## EXCERPTED DATA

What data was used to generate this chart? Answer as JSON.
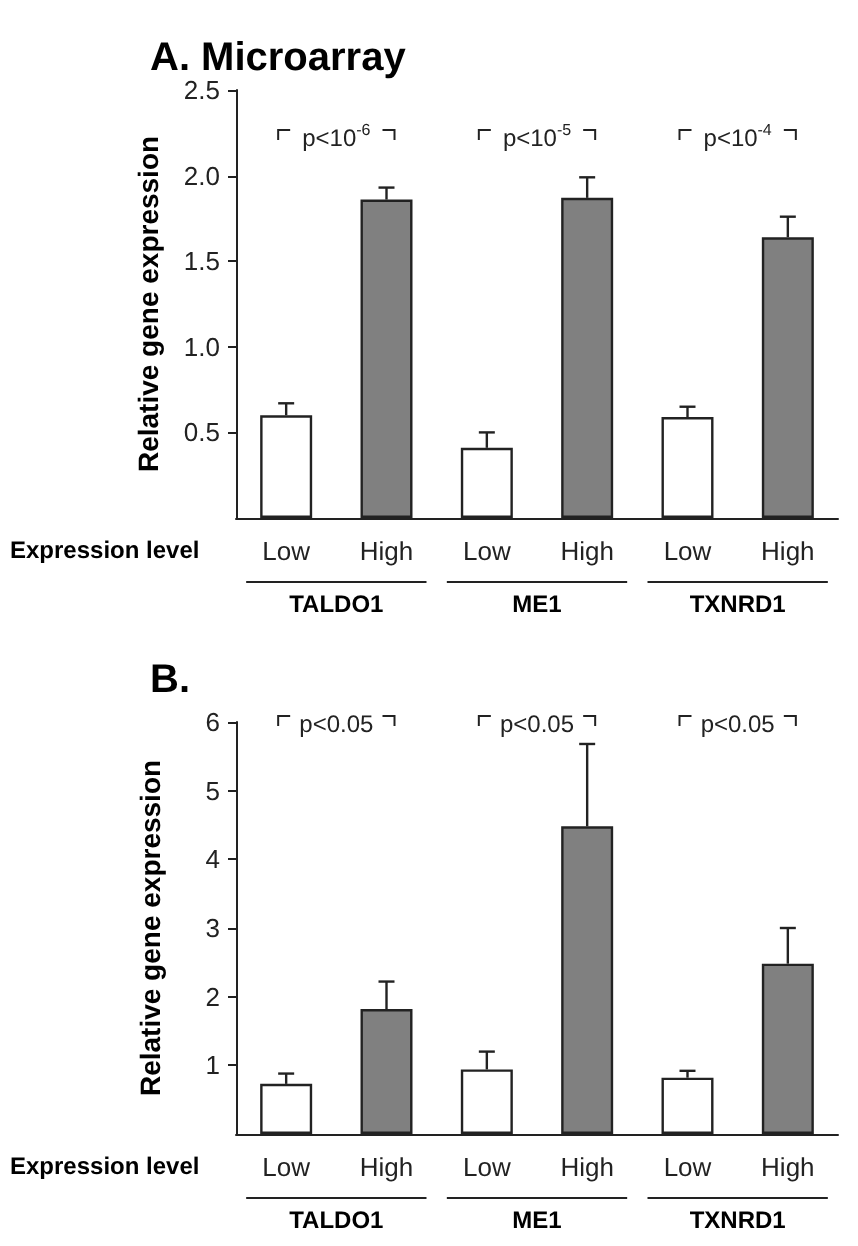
{
  "chart_data": [
    {
      "type": "bar",
      "title": "A. Microarray",
      "ylabel": "Relative gene expression",
      "xlabel": "Expression level",
      "categories": [
        "Low",
        "High",
        "Low",
        "High",
        "Low",
        "High"
      ],
      "values": [
        0.6,
        1.86,
        0.41,
        1.87,
        0.59,
        1.64
      ],
      "colors": [
        "#ffffff",
        "#808080",
        "#ffffff",
        "#808080",
        "#ffffff",
        "#808080"
      ],
      "errors": [
        [
          0.6,
          0.67
        ],
        [
          1.86,
          1.93
        ],
        [
          0.41,
          0.5
        ],
        [
          1.87,
          1.99
        ],
        [
          0.59,
          0.65
        ],
        [
          1.64,
          1.76
        ]
      ],
      "ylim": [
        0,
        2.5
      ],
      "yticks": [
        0.5,
        {
          "value": 1,
          "label": "1.0"
        },
        1.5,
        {
          "value": 2,
          "label": "2.0"
        },
        2.5
      ],
      "annotations": [
        "TALDO1",
        "ME1",
        "TXNRD1",
        "p<10$^{-6}$",
        "p<10$^{-5}$",
        "p<10$^{-4}$"
      ],
      "grid": false
    },
    {
      "type": "bar",
      "title": "B.",
      "ylabel": "Relative gene expression",
      "xlabel": "Expression level",
      "categories": [
        "Low",
        "High",
        "Low",
        "High",
        "Low",
        "High"
      ],
      "values": [
        0.73,
        1.82,
        0.94,
        4.48,
        0.82,
        2.48
      ],
      "colors": [
        "#ffffff",
        "#808080",
        "#ffffff",
        "#808080",
        "#ffffff",
        "#808080"
      ],
      "errors": [
        [
          0.73,
          0.88
        ],
        [
          1.82,
          2.22
        ],
        [
          0.94,
          1.2
        ],
        [
          4.48,
          5.68
        ],
        [
          0.82,
          0.92
        ],
        [
          2.48,
          3.0
        ]
      ],
      "ylim": [
        0,
        6
      ],
      "yticks": [
        1,
        2,
        3,
        4,
        5,
        6
      ],
      "annotations": [
        "TALDO1",
        "ME1",
        "TXNRD1",
        "p<0.05",
        "p<0.05",
        "p<0.05"
      ],
      "grid": false
    }
  ]
}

## WHAT YOU NEED TO DO
An exact reproduction of all the records is required, with no pictures included.

## REPLY
What data was used to generate this chart? Answer as JSON.
{
  "chart_data": [
    {
      "type": "bar",
      "title": "A. Microarray",
      "ylabel": "Relative gene expression",
      "xlabel": "Expression level",
      "categories": [
        "Low",
        "High",
        "Low",
        "High",
        "Low",
        "High"
      ],
      "values": [
        0.6,
        1.86,
        0.41,
        1.87,
        0.59,
        1.64
      ],
      "colors": [
        "#ffffff",
        "#808080",
        "#ffffff",
        "#808080",
        "#ffffff",
        "#808080"
      ],
      "errors": [
        [
          0.6,
          0.67
        ],
        [
          1.86,
          1.93
        ],
        [
          0.41,
          0.5
        ],
        [
          1.87,
          1.99
        ],
        [
          0.59,
          0.65
        ],
        [
          1.64,
          1.76
        ]
      ],
      "ylim": [
        0,
        2.5
      ],
      "yticks": [
        0.5,
        {
          "value": 1,
          "label": "1.0"
        },
        1.5,
        {
          "value": 2,
          "label": "2.0"
        },
        2.5
      ],
      "annotations": [
        "TALDO1",
        "ME1",
        "TXNRD1",
        "p<10$^{-6}$",
        "p<10$^{-5}$",
        "p<10$^{-4}$"
      ],
      "grid": false
    },
    {
      "type": "bar",
      "title": "B.",
      "ylabel": "Relative gene expression",
      "xlabel": "Expression level",
      "categories": [
        "Low",
        "High",
        "Low",
        "High",
        "Low",
        "High"
      ],
      "values": [
        0.73,
        1.82,
        0.94,
        4.48,
        0.82,
        2.48
      ],
      "colors": [
        "#ffffff",
        "#808080",
        "#ffffff",
        "#808080",
        "#ffffff",
        "#808080"
      ],
      "errors": [
        [
          0.73,
          0.88
        ],
        [
          1.82,
          2.22
        ],
        [
          0.94,
          1.2
        ],
        [
          4.48,
          5.68
        ],
        [
          0.82,
          0.92
        ],
        [
          2.48,
          3.0
        ]
      ],
      "ylim": [
        0,
        6
      ],
      "yticks": [
        1,
        2,
        3,
        4,
        5,
        6
      ],
      "annotations": [
        "TALDO1",
        "ME1",
        "TXNRD1",
        "p<0.05",
        "p<0.05",
        "p<0.05"
      ],
      "grid": false
    }
  ]
}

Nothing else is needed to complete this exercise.